=== STATED PROBLEM ===
Leave out every picture, then transcribe the rest of the listing exactly.

▬▬▬

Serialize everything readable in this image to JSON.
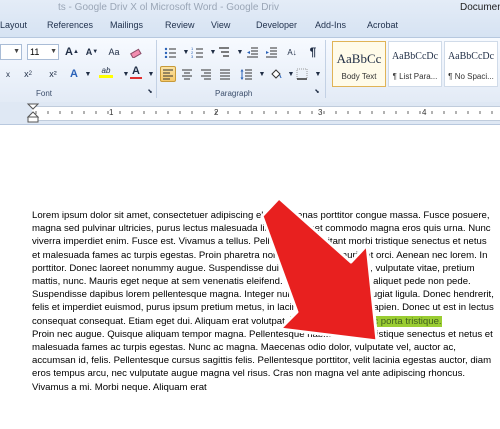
{
  "window": {
    "title_ghost": "ts - Google Driv  X  ol Microsoft Word - Google Driv",
    "title_app": "Documen"
  },
  "tabs": [
    {
      "label": "Layout"
    },
    {
      "label": "References"
    },
    {
      "label": "Mailings"
    },
    {
      "label": "Review"
    },
    {
      "label": "View"
    },
    {
      "label": "Developer"
    },
    {
      "label": "Add-Ins"
    },
    {
      "label": "Acrobat"
    }
  ],
  "font_group": {
    "label": "Font",
    "font_name_value": "",
    "font_size_value": "11",
    "grow_label": "A",
    "shrink_label": "A",
    "clear_label": "Aa",
    "superscript_label": "x²",
    "highlight_label": "ab",
    "color_label": "A",
    "highlight_color": "#ffff00",
    "font_color": "#e03030"
  },
  "paragraph_group": {
    "label": "Paragraph",
    "show_marks_label": "¶"
  },
  "styles": [
    {
      "sample": "AaBbCc",
      "name": "Body Text"
    },
    {
      "sample": "AaBbCcDc",
      "name": "¶ List Para..."
    },
    {
      "sample": "AaBbCcDc",
      "name": "¶ No Spaci..."
    }
  ],
  "ruler": {
    "numbers": [
      "1",
      "2",
      "3",
      "4"
    ]
  },
  "document": {
    "paragraph_1_main": "Lorem ipsum dolor sit amet, consectetuer adipiscing elit. Maecenas porttitor congue massa. Fusce posuere, magna sed pulvinar ultricies, purus lectus malesuada libero, sit amet commodo magna eros quis urna. Nunc viverra imperdiet enim. Fusce est. Vivamus a tellus. Pellentesque habitant morbi tristique senectus et netus et malesuada fames ac turpis egestas. Proin pharetra nonummy pede. Mauris et orci. Aenean nec lorem. In porttitor. Donec laoreet nonummy augue. Suspendisse dui purus, scelerisque at, vulputate vitae, pretium mattis, nunc. Mauris eget neque at sem venenatis eleifend. Ut nonummy. Fusce aliquet pede non pede. Suspendisse dapibus lorem pellentesque magna. Integer nulla. Donec blandit feugiat ligula. Donec hendrerit, felis et imperdiet euismod, purus ipsum pretium metus, in lacinia nulla nisl eget sapien. Donec ut est in lectus consequat consequat. Etiam eget dui. Aliquam erat volutpat. ",
    "paragraph_1_highlight": "Sed at lorem in nunc porta tristique.",
    "paragraph_2": "Proin nec augue. Quisque aliquam tempor magna. Pellentesque habitant morbi tristique senectus et netus et malesuada fames ac turpis egestas. Nunc ac magna. Maecenas odio dolor, vulputate vel, auctor ac, accumsan id, felis. Pellentesque cursus sagittis felis. Pellentesque porttitor, velit lacinia egestas auctor, diam eros tempus arcu, nec vulputate augue magna vel risus. Cras non magna vel ante adipiscing rhoncus. Vivamus a mi. Morbi neque. Aliquam erat"
  },
  "annotation": {
    "arrow_color": "#e8201f",
    "arrow_outline": "#ffffff"
  }
}
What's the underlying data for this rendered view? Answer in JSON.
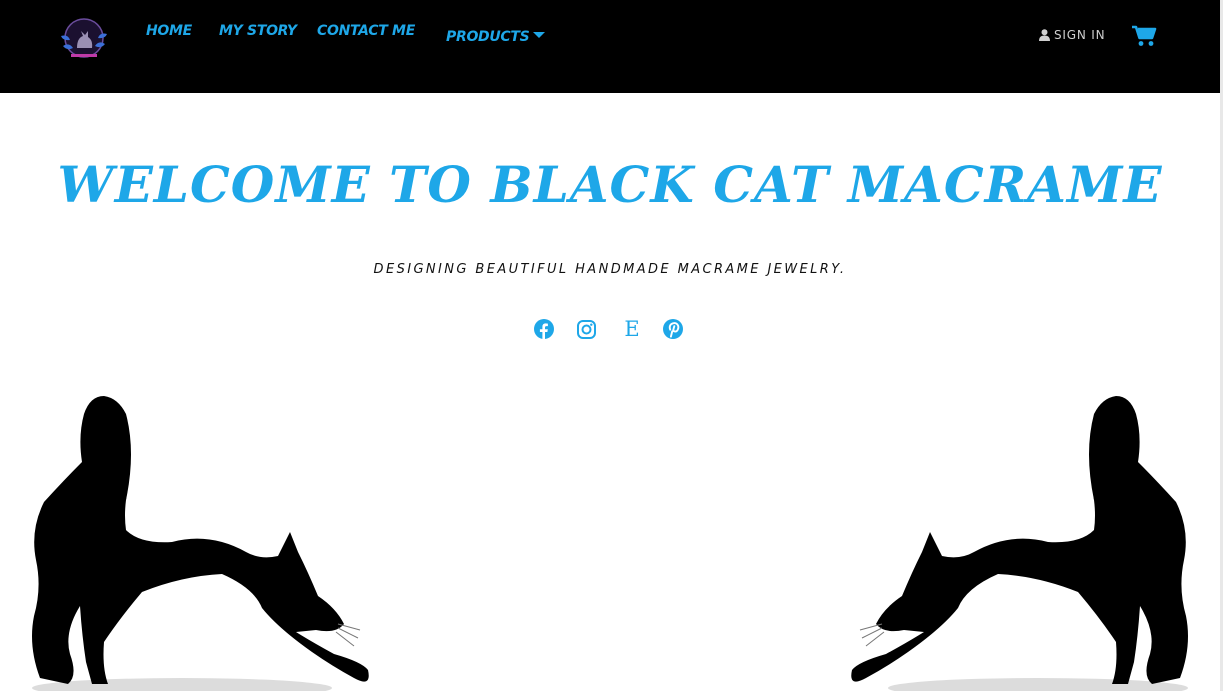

▬▬▬

=== PROBLEM SOLUTION ===
Serialize everything readable in this image to JSON.
{
  "window": {
    "title_ghost": "ts - Google Driv  X  ol Microsoft Word - Google Driv",
    "title_app": "Documen"
  },
  "tabs": [
    {
      "label": "Layout"
    },
    {
      "label": "References"
    },
    {
      "label": "Mailings"
    },
    {
      "label": "Review"
    },
    {
      "label": "View"
    },
    {
      "label": "Developer"
    },
    {
      "label": "Add-Ins"
    },
    {
      "label": "Acrobat"
    }
  ],
  "font_group": {
    "label": "Font",
    "font_name_value": "",
    "font_size_value": "11",
    "grow_label": "A",
    "shrink_label": "A",
    "clear_label": "Aa",
    "superscript_label": "x²",
    "highlight_label": "ab",
    "color_label": "A",
    "highlight_color": "#ffff00",
    "font_color": "#e03030"
  },
  "paragraph_group": {
    "label": "Paragraph",
    "show_marks_label": "¶"
  },
  "styles": [
    {
      "sample": "AaBbCc",
      "name": "Body Text"
    },
    {
      "sample": "AaBbCcDc",
      "name": "¶ List Para..."
    },
    {
      "sample": "AaBbCcDc",
      "name": "¶ No Spaci..."
    }
  ],
  "ruler": {
    "numbers": [
      "1",
      "2",
      "3",
      "4"
    ]
  },
  "document": {
    "paragraph_1_main": "Lorem ipsum dolor sit amet, consectetuer adipiscing elit. Maecenas porttitor congue massa. Fusce posuere, magna sed pulvinar ultricies, purus lectus malesuada libero, sit amet commodo magna eros quis urna. Nunc viverra imperdiet enim. Fusce est. Vivamus a tellus. Pellentesque habitant morbi tristique senectus et netus et malesuada fames ac turpis egestas. Proin pharetra nonummy pede. Mauris et orci. Aenean nec lorem. In porttitor. Donec laoreet nonummy augue. Suspendisse dui purus, scelerisque at, vulputate vitae, pretium mattis, nunc. Mauris eget neque at sem venenatis eleifend. Ut nonummy. Fusce aliquet pede non pede. Suspendisse dapibus lorem pellentesque magna. Integer nulla. Donec blandit feugiat ligula. Donec hendrerit, felis et imperdiet euismod, purus ipsum pretium metus, in lacinia nulla nisl eget sapien. Donec ut est in lectus consequat consequat. Etiam eget dui. Aliquam erat volutpat. ",
    "paragraph_1_highlight": "Sed at lorem in nunc porta tristique.",
    "paragraph_2": "Proin nec augue. Quisque aliquam tempor magna. Pellentesque habitant morbi tristique senectus et netus et malesuada fames ac turpis egestas. Nunc ac magna. Maecenas odio dolor, vulputate vel, auctor ac, accumsan id, felis. Pellentesque cursus sagittis felis. Pellentesque porttitor, velit lacinia egestas auctor, diam eros tempus arcu, nec vulputate augue magna vel risus. Cras non magna vel ante adipiscing rhoncus. Vivamus a mi. Morbi neque. Aliquam erat"
  },
  "annotation": {
    "arrow_color": "#e8201f",
    "arrow_outline": "#ffffff"
  }
}
What's the underlying data for this rendered view? Answer in JSON.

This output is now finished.